Written task: From the records, pick out and copy each line containing "color".

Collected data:
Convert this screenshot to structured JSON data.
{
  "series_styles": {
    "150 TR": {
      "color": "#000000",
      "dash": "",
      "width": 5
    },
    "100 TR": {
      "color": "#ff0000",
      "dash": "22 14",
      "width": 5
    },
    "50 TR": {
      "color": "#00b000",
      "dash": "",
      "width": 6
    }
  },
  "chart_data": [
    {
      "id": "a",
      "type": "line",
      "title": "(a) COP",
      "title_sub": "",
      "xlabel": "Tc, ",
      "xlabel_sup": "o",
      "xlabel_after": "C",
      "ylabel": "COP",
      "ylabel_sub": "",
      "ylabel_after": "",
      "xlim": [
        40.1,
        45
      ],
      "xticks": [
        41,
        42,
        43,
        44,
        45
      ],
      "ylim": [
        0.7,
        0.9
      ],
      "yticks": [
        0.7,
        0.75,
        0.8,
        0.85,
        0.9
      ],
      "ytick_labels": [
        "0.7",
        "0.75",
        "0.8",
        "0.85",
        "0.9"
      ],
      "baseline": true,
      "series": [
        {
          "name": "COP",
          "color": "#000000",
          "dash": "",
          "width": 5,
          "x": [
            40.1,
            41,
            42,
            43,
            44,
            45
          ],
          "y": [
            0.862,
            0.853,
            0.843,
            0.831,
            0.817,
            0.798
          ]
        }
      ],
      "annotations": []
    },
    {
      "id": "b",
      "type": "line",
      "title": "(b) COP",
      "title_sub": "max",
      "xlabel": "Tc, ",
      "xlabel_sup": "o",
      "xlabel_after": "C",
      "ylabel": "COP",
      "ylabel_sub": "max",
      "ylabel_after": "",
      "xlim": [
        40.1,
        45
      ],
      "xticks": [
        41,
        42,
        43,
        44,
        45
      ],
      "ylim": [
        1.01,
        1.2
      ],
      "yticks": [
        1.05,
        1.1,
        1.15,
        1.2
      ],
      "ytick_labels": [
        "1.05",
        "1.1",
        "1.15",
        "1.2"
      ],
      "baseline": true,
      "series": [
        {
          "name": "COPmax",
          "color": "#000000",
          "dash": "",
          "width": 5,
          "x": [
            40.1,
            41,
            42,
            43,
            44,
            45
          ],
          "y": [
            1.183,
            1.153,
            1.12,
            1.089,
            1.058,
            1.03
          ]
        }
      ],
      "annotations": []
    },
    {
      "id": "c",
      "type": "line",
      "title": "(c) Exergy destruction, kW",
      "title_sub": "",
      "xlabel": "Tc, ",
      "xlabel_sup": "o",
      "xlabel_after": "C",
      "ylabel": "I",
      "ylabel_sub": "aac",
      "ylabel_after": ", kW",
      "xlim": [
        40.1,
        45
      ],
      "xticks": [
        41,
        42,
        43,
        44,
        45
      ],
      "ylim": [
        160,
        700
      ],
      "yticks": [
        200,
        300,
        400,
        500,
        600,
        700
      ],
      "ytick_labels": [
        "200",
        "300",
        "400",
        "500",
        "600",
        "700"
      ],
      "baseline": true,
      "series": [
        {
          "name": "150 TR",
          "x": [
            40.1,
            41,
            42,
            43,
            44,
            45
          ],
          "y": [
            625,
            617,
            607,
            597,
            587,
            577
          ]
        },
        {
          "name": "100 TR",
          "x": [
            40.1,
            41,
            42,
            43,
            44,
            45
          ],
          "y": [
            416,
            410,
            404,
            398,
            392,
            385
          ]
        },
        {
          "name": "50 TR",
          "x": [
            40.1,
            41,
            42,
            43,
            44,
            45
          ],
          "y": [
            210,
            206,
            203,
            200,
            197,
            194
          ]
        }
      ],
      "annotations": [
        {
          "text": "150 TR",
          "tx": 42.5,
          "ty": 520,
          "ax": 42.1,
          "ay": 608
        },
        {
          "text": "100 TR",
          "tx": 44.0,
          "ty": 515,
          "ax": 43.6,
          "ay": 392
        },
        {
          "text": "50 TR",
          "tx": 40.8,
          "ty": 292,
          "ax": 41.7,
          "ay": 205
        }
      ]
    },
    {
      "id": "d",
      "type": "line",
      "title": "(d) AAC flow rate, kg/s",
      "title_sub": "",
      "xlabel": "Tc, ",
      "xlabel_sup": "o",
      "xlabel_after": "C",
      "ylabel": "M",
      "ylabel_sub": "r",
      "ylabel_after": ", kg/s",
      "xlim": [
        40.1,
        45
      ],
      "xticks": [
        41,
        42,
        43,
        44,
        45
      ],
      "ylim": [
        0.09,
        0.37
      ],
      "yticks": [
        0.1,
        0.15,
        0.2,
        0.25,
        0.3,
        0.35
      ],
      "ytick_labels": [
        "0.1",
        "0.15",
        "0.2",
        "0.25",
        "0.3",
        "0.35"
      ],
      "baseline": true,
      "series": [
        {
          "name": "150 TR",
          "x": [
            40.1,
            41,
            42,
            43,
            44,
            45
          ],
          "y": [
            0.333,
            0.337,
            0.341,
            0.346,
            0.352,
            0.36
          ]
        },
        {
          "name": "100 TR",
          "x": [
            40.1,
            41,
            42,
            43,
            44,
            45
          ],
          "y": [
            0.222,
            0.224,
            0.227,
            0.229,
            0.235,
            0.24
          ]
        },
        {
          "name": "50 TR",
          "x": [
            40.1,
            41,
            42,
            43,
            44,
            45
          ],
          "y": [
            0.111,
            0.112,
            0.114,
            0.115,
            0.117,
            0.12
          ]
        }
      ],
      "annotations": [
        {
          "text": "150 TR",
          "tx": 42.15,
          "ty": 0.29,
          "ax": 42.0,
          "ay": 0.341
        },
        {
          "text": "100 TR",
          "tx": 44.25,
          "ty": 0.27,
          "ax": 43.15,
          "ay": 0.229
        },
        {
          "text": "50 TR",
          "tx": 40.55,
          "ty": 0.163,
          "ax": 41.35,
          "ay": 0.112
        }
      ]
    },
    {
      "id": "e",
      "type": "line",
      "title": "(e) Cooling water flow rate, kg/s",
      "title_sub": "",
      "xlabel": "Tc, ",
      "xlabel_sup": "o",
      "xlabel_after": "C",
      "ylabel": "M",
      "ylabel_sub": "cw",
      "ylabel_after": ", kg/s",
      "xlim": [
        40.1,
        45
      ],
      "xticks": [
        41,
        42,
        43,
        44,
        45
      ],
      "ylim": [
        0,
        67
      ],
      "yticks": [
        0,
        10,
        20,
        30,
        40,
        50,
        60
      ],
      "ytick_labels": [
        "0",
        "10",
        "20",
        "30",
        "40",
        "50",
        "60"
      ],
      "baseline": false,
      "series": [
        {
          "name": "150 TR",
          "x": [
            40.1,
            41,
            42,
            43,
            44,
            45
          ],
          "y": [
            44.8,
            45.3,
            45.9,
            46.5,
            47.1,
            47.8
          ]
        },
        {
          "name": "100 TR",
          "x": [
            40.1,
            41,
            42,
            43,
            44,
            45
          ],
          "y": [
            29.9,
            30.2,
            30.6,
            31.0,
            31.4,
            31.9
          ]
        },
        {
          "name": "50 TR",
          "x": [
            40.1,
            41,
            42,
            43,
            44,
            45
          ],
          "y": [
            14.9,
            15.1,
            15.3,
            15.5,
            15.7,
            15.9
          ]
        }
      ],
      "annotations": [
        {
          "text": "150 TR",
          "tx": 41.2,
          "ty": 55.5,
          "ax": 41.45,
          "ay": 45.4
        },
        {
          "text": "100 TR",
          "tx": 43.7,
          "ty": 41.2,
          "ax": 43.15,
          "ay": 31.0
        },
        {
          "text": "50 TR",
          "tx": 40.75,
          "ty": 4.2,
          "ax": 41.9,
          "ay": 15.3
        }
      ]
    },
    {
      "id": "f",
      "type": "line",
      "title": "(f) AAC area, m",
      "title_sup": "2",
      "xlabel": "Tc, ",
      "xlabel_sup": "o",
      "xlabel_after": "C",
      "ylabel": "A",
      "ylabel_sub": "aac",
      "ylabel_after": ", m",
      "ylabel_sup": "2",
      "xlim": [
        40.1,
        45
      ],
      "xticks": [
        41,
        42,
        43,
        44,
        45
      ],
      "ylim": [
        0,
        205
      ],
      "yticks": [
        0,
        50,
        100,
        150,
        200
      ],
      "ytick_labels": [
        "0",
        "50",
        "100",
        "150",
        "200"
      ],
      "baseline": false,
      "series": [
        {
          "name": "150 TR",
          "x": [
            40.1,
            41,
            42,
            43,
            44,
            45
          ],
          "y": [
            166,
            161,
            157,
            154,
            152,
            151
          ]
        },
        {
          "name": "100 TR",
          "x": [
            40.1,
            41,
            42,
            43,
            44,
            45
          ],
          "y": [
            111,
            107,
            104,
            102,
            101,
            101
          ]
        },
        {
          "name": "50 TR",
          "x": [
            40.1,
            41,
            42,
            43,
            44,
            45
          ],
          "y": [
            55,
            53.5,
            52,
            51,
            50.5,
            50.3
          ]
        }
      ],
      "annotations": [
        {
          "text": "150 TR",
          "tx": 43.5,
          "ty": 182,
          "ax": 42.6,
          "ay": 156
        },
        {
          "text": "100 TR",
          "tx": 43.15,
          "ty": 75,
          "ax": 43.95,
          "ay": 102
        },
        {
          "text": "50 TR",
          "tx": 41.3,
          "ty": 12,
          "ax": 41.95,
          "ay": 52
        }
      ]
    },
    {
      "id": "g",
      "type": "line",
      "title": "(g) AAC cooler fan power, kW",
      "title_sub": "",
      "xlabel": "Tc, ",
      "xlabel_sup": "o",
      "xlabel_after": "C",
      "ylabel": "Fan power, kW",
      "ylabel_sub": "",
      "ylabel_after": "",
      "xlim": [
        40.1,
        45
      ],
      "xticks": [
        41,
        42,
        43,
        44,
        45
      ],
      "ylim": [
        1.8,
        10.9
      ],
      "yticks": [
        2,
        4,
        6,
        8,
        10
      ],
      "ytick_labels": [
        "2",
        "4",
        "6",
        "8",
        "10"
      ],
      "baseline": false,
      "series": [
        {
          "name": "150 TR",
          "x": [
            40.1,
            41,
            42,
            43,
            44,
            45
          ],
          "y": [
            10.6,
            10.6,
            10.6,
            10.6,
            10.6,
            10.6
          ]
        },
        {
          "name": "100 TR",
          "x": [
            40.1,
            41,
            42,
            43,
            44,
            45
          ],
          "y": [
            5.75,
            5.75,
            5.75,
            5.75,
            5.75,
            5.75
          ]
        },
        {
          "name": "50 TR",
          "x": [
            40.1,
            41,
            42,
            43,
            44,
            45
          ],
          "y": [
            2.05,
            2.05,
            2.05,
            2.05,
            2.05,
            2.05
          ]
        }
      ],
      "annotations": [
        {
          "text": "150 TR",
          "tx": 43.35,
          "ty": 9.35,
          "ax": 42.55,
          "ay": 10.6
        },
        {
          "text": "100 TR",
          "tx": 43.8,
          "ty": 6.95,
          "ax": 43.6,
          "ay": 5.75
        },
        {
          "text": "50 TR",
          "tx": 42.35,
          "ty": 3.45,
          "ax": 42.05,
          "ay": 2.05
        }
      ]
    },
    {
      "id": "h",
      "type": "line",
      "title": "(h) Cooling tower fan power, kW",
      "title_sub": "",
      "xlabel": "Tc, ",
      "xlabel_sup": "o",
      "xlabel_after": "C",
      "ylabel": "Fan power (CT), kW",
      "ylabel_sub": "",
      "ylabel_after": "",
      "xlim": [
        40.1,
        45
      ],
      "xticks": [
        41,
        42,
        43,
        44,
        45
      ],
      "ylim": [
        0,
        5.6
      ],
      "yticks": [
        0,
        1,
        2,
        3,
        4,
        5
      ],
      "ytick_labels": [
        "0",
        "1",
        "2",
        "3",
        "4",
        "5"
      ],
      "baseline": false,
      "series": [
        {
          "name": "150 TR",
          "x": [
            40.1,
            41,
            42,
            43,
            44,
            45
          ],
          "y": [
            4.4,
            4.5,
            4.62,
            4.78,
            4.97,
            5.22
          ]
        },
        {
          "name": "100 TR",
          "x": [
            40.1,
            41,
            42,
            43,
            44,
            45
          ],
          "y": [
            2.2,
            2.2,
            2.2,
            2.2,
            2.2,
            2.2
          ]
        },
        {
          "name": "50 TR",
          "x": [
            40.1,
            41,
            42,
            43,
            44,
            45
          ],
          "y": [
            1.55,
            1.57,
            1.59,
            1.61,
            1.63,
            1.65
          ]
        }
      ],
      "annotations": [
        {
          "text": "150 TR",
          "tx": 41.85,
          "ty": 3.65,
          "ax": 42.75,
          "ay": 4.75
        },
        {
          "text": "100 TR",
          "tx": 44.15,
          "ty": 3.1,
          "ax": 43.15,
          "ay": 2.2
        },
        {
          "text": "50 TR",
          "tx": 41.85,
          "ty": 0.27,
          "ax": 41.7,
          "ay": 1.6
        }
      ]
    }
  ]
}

Task response:
      "color": "#000000",
      "color": "#ff0000",
      "color": "#00b000",
          "color": "#000000",
          "color": "#000000",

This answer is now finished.